Print every entry word for word, but omit the pictures.

_Provided records_:
>>>>

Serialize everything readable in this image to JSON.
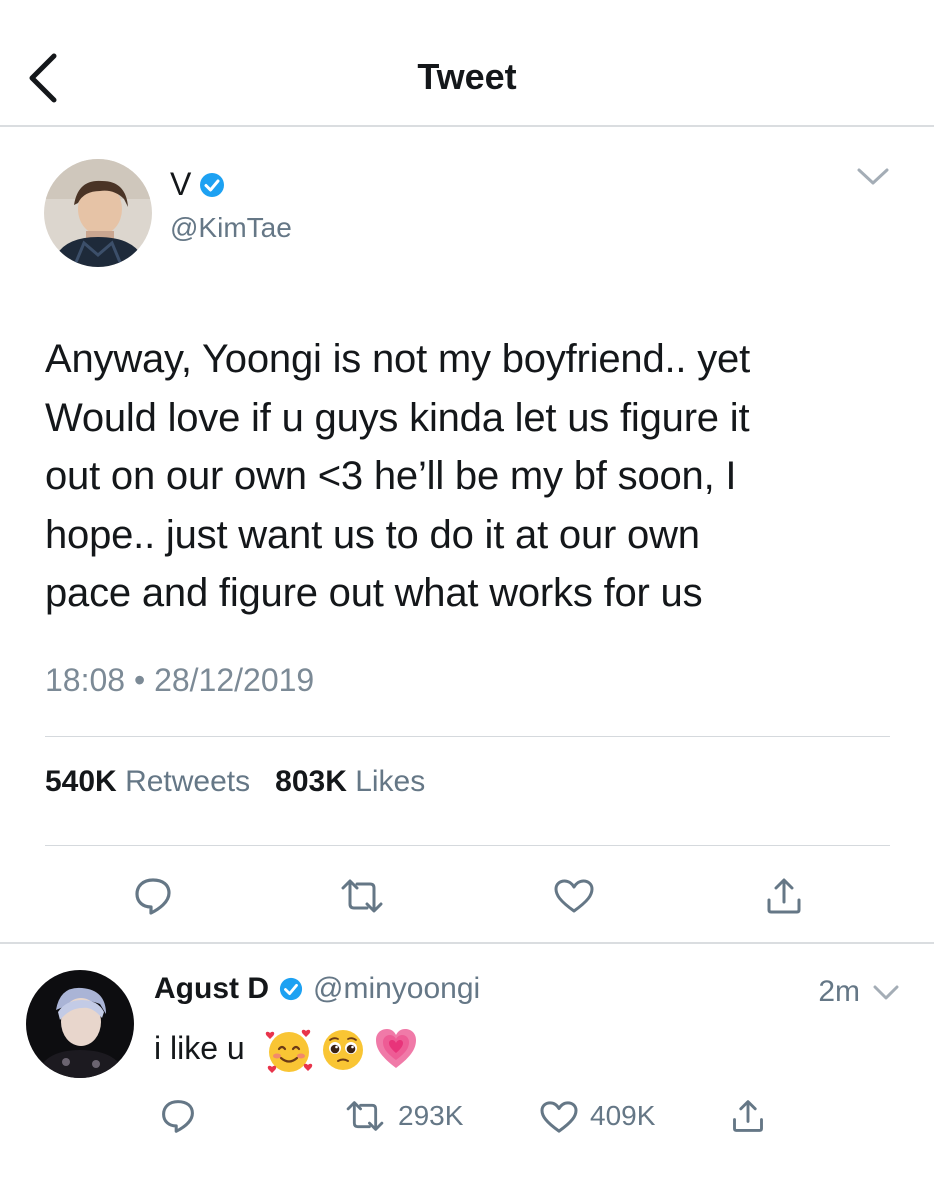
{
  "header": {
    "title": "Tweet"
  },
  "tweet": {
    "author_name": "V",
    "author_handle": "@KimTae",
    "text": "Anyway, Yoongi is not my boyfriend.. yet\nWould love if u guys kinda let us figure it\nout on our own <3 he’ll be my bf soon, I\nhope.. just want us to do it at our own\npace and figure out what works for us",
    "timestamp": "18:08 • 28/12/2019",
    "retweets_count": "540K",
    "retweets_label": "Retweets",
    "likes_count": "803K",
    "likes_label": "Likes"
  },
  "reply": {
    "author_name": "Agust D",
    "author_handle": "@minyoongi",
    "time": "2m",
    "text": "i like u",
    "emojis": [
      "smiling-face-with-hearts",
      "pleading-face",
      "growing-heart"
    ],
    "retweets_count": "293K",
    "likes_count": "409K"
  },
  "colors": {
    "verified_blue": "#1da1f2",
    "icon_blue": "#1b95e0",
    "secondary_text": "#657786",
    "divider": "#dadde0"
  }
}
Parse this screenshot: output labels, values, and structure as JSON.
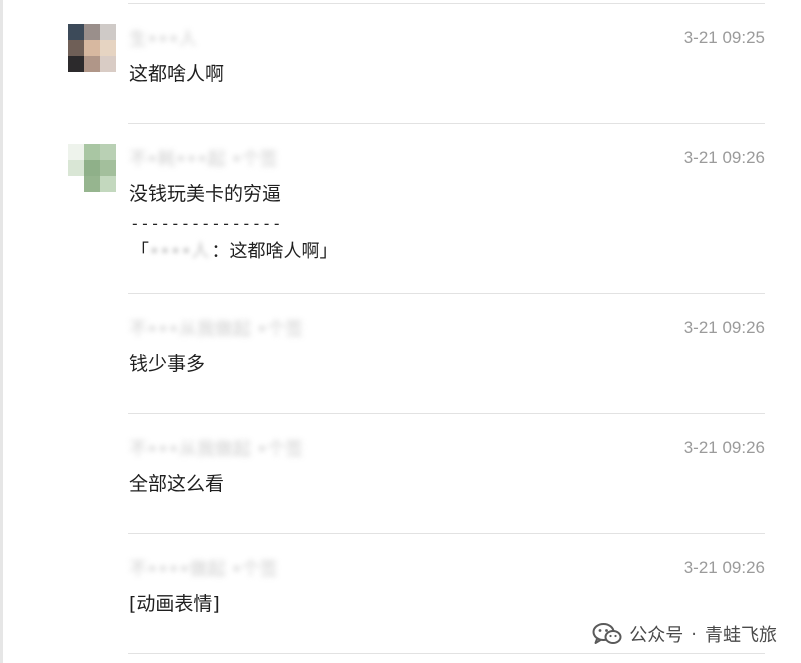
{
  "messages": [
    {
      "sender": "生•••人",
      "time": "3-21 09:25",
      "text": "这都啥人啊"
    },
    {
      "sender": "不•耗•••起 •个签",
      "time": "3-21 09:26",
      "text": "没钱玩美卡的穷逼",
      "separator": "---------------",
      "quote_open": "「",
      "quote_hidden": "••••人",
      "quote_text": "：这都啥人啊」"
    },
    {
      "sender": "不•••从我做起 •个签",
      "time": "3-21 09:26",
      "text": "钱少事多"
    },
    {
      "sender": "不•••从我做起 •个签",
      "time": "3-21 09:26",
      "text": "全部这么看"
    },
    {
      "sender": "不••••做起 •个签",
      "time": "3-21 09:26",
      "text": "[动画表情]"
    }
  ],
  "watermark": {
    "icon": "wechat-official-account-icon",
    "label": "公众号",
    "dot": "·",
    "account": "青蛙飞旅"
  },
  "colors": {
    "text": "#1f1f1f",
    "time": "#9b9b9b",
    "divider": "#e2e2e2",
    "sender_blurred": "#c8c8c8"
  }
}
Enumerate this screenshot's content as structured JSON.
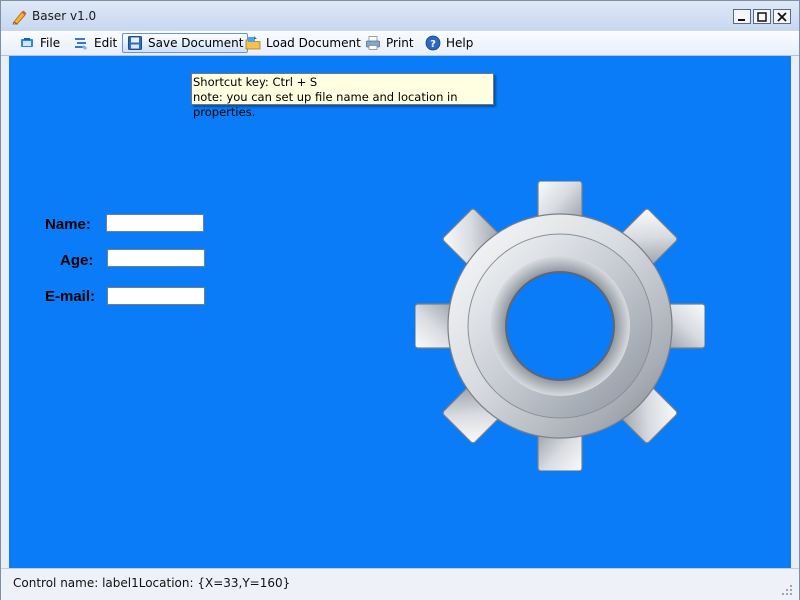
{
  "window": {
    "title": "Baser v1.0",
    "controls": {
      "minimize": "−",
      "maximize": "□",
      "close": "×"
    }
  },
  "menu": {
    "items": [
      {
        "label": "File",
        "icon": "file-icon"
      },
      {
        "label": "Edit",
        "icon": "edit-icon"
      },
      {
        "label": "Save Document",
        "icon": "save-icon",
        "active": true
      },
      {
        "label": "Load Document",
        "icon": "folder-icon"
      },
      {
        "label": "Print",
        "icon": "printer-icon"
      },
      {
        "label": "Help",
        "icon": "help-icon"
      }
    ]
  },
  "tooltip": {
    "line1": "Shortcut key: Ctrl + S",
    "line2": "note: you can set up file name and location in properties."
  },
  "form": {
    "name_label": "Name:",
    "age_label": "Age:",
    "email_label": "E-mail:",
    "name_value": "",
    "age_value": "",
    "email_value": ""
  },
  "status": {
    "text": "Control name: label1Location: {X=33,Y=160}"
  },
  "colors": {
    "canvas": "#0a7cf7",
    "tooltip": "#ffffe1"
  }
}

<<<<

_The solution_:
Serialize everything readable in this image to JSON.
{
  "header": {
    "title": "Tweet"
  },
  "tweet": {
    "author_name": "V",
    "author_handle": "@KimTae",
    "text": "Anyway, Yoongi is not my boyfriend.. yet\nWould love if u guys kinda let us figure it\nout on our own <3 he’ll be my bf soon, I\nhope.. just want us to do it at our own\npace and figure out what works for us",
    "timestamp": "18:08 • 28/12/2019",
    "retweets_count": "540K",
    "retweets_label": "Retweets",
    "likes_count": "803K",
    "likes_label": "Likes"
  },
  "reply": {
    "author_name": "Agust D",
    "author_handle": "@minyoongi",
    "time": "2m",
    "text": "i like u",
    "emojis": [
      "smiling-face-with-hearts",
      "pleading-face",
      "growing-heart"
    ],
    "retweets_count": "293K",
    "likes_count": "409K"
  },
  "colors": {
    "verified_blue": "#1da1f2",
    "icon_blue": "#1b95e0",
    "secondary_text": "#657786",
    "divider": "#dadde0"
  }
}
Parse this screenshot: output labels, values, and structure as JSON.
{
  "messages": [
    {
      "sender": "生•••人",
      "time": "3-21 09:25",
      "text": "这都啥人啊"
    },
    {
      "sender": "不•耗•••起 •个签",
      "time": "3-21 09:26",
      "text": "没钱玩美卡的穷逼",
      "separator": "---------------",
      "quote_open": "「",
      "quote_hidden": "••••人",
      "quote_text": "：这都啥人啊」"
    },
    {
      "sender": "不•••从我做起 •个签",
      "time": "3-21 09:26",
      "text": "钱少事多"
    },
    {
      "sender": "不•••从我做起 •个签",
      "time": "3-21 09:26",
      "text": "全部这么看"
    },
    {
      "sender": "不••••做起 •个签",
      "time": "3-21 09:26",
      "text": "[动画表情]"
    }
  ],
  "watermark": {
    "icon": "wechat-official-account-icon",
    "label": "公众号",
    "dot": "·",
    "account": "青蛙飞旅"
  },
  "colors": {
    "text": "#1f1f1f",
    "time": "#9b9b9b",
    "divider": "#e2e2e2",
    "sender_blurred": "#c8c8c8"
  }
}
Enumerate this screenshot's content as structured JSON.
{
  "window": {
    "title": "Baser v1.0",
    "controls": {
      "minimize": "−",
      "maximize": "□",
      "close": "×"
    }
  },
  "menu": {
    "items": [
      {
        "label": "File",
        "icon": "file-icon"
      },
      {
        "label": "Edit",
        "icon": "edit-icon"
      },
      {
        "label": "Save Document",
        "icon": "save-icon",
        "active": true
      },
      {
        "label": "Load Document",
        "icon": "folder-icon"
      },
      {
        "label": "Print",
        "icon": "printer-icon"
      },
      {
        "label": "Help",
        "icon": "help-icon"
      }
    ]
  },
  "tooltip": {
    "line1": "Shortcut key: Ctrl + S",
    "line2": "note: you can set up file name and location in properties."
  },
  "form": {
    "name_label": "Name:",
    "age_label": "Age:",
    "email_label": "E-mail:",
    "name_value": "",
    "age_value": "",
    "email_value": ""
  },
  "status": {
    "text": "Control name: label1Location: {X=33,Y=160}"
  },
  "colors": {
    "canvas": "#0a7cf7",
    "tooltip": "#ffffe1"
  }
}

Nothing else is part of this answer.